*TASK TO COMPLETE:*
Copy, from the entries below, each line where the word "Date" can be found.
— Start of GIVEN INFORMATION —
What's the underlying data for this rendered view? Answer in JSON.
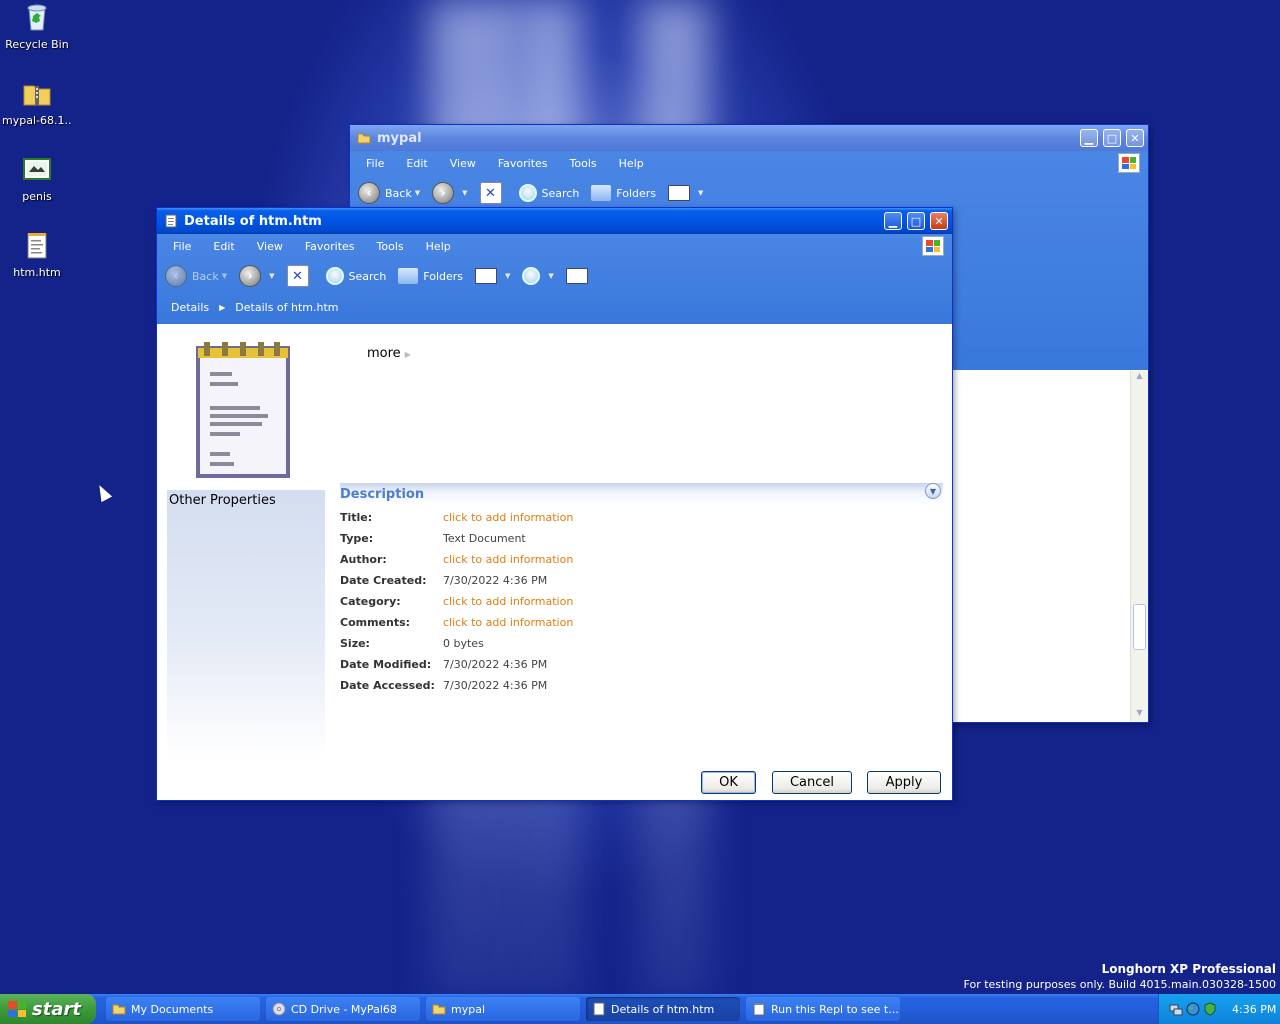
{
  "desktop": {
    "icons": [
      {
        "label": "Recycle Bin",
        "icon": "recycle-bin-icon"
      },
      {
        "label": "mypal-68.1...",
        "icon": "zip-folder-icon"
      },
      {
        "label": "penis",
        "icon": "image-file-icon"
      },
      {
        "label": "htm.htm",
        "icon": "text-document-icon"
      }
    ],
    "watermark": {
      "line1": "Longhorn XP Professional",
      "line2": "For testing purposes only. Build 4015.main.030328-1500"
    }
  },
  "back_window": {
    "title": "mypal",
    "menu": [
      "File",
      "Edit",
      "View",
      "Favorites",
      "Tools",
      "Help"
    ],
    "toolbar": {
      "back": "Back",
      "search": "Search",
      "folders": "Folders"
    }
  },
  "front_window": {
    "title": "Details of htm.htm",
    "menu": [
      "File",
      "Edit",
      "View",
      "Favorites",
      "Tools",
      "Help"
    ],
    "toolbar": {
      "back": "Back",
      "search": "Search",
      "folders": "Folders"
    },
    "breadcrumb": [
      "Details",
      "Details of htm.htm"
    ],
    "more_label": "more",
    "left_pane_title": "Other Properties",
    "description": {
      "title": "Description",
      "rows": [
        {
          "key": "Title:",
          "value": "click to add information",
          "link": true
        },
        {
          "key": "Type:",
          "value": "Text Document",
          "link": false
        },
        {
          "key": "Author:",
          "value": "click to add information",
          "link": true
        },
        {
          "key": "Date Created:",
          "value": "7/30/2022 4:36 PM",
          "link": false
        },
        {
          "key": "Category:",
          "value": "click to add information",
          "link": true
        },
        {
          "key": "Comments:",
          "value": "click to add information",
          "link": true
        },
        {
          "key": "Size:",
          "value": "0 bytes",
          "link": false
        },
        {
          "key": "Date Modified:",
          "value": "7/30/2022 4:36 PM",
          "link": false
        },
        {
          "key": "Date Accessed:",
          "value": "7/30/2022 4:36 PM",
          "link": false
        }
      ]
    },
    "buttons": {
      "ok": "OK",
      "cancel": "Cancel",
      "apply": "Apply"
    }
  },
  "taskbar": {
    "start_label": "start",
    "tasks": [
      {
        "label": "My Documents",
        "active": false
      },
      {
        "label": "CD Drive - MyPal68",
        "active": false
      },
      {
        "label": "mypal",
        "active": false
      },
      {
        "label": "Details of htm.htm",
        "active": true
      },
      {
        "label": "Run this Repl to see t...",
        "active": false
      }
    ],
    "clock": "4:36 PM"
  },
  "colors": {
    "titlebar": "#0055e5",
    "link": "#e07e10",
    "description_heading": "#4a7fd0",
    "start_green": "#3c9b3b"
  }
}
— End of GIVEN INFORMATION —
*EXERCISE RESPONSE:*
          "key": "Date Created:",
          "key": "Date Modified:",
          "key": "Date Accessed:",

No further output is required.